_Passage du texte:_
──────────────────────────────
La découverte de ces lettres et l’usage qu’en firent les ennemis de Marie ne sont pas un des épisodes les moins intéressans de sa triste histoire. Le 20 juin 1567, après la défaite de l’armée royale et l’emprisonnement de Marie au château de Lochleven, le comte de Morton, un des lords confédérés, faisait enlever sur la route d’Édimbourg à Dunbar un serviteur de Bothwell, Dagleish, porteur d’une cassette contenant divers papiers. Cette cassette, marquée au chiffre de François II, avait été donnée par Marie à Bothwell. Celui-ci l’avait laissée dans la forteresse d’Édimbourg, que commandait un de ses amis, sir James Balfour. Vaincu et fugitif, il la lui fit redemander ; Balfour la remit à Dagleish, en livrant, selon toute apparence, Dagleish lui-même à Morton. Des lettres écrites avant et après le meurtre de Darnley, des sonnets et autres poésies, un contrat de mariage, le tout écrit en entier ou signé de la main de Marie, tel était le contenu de la cassette.
──────────────────────────────
_Les données:_
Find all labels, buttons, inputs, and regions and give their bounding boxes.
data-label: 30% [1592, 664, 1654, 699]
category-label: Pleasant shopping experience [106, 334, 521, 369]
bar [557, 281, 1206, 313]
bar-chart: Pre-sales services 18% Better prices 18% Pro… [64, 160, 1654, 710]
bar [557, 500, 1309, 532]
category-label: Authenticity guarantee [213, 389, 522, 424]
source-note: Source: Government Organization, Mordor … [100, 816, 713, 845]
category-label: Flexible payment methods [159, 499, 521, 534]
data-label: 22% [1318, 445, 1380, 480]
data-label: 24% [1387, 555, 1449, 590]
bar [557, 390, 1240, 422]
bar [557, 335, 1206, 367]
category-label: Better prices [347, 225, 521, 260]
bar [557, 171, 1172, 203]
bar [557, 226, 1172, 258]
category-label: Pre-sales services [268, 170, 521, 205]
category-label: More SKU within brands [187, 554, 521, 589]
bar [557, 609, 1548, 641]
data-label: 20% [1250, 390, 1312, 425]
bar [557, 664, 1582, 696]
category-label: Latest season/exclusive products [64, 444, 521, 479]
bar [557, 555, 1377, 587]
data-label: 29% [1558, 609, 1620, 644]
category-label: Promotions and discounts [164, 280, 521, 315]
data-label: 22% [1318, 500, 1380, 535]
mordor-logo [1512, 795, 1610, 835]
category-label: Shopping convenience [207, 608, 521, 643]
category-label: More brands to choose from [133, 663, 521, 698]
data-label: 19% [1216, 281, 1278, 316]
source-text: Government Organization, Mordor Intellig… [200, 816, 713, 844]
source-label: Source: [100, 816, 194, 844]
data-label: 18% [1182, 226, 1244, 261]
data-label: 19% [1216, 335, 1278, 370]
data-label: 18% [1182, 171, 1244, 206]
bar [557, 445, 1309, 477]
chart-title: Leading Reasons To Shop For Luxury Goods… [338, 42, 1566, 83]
──────────────────────────────
Recopiez mot pour mot le passage sur la cassette, du début à la fin. La liste n'a aucun rapport avec le passage sur la cassette.

_Réponse complète:_
La découverte de ces lettres et l’usage qu’en firent les ennemis de Marie ne sont pas un des épisodes les moins intéressans de sa triste histoire. Le 20 juin 1567, après la défaite de l’armée royale et l’emprisonnement de Marie au château de Lochleven, le comte de Morton, un des lords confédérés, faisait enlever sur la route d’Édimbourg à Dunbar un serviteur de Bothwell, Dagleish, porteur d’une cassette contenant divers papiers. Cette cassette, marquée au chiffre de François II, avait été donnée par Marie à Bothwell. Celui-ci l’avait laissée dans la forteresse d’Édimbourg, que commandait un de ses amis, sir James Balfour. Vaincu et fugitif, il la lui fit redemander ; Balfour la remit à Dagleish, en livrant, selon toute apparence, Dagleish lui-même à Morton. Des lettres écrites avant et après le meurtre de Darnley, des sonnets et autres poésies, un contrat de mariage, le tout écrit en entier ou signé de la main de Marie, tel était le contenu de la cassette.